Exercise
Extract, from the listing that follows, each line containing the word "JSON".

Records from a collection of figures
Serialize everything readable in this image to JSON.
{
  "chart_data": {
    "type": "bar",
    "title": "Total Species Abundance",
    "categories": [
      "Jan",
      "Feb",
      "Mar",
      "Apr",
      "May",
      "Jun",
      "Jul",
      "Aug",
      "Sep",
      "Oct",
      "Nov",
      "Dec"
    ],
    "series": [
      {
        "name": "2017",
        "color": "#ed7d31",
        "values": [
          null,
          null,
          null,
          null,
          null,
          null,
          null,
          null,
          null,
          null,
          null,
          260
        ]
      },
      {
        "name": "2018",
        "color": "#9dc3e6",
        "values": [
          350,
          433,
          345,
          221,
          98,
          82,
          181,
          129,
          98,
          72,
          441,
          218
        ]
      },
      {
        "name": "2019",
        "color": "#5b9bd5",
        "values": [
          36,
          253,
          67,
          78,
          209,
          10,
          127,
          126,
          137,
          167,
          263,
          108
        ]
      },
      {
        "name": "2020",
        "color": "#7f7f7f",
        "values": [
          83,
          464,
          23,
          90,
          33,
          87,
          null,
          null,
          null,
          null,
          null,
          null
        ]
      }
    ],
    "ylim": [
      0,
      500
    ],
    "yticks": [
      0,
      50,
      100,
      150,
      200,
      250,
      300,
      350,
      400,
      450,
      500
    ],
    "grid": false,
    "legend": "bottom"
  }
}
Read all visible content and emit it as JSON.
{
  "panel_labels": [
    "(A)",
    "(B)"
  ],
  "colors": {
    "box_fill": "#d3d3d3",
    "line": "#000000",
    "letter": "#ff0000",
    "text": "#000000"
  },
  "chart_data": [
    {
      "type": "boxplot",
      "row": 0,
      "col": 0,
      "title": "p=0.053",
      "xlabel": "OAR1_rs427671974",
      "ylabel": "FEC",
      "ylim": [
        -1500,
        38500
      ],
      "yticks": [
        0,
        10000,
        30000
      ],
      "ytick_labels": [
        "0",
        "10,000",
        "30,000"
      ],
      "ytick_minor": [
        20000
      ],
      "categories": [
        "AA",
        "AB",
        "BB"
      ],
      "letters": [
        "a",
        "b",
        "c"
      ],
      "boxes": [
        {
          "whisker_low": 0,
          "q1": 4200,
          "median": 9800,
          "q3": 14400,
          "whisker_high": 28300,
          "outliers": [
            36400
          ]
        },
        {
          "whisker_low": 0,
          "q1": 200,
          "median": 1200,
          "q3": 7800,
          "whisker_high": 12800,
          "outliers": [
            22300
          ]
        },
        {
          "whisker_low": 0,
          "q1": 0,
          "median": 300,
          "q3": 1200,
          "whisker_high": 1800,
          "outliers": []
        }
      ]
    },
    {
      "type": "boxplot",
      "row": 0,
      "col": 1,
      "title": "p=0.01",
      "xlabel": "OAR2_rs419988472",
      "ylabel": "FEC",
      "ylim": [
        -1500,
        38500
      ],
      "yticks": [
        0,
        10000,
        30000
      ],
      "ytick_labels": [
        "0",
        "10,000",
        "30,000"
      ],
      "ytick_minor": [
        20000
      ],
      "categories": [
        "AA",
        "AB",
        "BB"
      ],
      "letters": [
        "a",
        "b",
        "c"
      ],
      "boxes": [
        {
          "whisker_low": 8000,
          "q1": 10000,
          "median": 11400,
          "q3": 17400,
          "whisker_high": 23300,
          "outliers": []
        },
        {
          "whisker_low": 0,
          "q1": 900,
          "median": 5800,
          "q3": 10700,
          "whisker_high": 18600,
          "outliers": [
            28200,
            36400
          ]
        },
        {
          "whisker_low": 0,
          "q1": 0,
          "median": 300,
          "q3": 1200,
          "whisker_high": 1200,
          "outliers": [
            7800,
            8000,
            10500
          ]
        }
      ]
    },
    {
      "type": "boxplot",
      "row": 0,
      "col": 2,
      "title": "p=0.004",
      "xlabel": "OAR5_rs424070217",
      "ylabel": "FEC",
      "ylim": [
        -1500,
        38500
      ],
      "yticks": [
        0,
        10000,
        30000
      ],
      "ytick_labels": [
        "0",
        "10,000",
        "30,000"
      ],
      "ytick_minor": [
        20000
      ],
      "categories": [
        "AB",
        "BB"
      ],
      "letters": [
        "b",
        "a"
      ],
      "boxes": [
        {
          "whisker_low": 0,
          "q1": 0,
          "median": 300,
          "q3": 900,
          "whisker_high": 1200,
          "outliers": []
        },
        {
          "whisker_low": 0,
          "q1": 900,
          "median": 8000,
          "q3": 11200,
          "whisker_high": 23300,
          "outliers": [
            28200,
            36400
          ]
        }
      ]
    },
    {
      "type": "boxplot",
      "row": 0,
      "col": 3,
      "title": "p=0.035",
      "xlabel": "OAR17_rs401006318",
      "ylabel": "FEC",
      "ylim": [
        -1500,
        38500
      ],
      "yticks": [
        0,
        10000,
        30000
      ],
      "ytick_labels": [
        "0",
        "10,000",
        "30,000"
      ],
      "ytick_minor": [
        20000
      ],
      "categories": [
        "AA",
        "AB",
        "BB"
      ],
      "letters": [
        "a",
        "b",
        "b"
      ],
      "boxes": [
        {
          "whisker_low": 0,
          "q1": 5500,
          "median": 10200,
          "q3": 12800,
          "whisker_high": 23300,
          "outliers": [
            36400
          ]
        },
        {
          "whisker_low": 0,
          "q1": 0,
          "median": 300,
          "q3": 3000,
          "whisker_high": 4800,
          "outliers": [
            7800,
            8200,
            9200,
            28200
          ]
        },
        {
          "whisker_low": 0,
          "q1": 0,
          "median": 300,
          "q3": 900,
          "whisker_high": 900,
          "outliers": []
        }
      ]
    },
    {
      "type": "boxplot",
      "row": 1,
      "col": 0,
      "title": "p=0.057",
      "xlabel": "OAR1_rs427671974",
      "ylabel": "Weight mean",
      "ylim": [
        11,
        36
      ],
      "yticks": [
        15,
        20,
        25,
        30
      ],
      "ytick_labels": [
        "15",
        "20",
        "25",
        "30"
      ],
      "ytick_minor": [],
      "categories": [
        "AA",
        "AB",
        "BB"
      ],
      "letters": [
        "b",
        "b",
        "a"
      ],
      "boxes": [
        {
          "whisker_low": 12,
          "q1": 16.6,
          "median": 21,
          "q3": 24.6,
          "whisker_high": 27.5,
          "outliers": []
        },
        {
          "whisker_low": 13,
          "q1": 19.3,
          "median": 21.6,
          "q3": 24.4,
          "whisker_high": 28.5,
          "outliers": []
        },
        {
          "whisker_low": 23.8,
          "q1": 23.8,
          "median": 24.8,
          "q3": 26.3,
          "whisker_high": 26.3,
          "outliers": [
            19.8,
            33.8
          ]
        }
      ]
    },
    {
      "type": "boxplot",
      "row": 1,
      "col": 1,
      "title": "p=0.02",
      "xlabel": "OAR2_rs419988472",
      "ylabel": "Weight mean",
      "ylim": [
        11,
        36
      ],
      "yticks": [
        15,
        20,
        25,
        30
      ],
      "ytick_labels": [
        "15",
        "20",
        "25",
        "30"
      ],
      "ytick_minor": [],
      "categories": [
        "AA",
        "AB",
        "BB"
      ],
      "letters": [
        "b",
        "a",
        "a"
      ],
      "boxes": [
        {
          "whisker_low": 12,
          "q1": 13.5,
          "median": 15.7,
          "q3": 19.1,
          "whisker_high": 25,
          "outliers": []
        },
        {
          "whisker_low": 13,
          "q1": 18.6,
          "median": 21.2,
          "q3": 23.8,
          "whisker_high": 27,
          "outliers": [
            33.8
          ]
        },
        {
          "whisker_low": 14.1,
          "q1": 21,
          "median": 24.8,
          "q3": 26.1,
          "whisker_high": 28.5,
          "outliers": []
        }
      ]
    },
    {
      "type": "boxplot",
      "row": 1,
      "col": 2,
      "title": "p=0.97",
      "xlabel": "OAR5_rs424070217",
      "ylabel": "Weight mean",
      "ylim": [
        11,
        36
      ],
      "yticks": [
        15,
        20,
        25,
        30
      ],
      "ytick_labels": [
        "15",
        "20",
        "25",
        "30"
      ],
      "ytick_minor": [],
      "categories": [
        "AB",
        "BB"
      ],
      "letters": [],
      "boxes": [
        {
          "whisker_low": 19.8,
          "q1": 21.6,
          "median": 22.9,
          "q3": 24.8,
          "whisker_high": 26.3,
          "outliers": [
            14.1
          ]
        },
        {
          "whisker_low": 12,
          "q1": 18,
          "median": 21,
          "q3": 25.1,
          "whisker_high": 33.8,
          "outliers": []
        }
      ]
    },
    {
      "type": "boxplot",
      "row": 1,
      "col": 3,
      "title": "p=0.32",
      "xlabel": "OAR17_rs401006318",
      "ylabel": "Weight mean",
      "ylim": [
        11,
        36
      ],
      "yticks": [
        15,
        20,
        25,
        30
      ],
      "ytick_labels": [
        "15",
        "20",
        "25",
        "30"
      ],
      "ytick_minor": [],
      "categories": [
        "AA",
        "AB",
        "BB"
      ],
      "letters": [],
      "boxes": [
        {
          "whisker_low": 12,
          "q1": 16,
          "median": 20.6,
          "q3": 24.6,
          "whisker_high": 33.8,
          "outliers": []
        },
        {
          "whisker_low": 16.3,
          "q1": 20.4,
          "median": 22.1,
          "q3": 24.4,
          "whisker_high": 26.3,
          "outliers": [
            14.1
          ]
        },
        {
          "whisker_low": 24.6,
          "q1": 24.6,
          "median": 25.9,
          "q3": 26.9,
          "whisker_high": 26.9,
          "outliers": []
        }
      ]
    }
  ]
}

Problem solution
Serialize everything readable in this image to JSON.
Read all visible content and emit it as JSON.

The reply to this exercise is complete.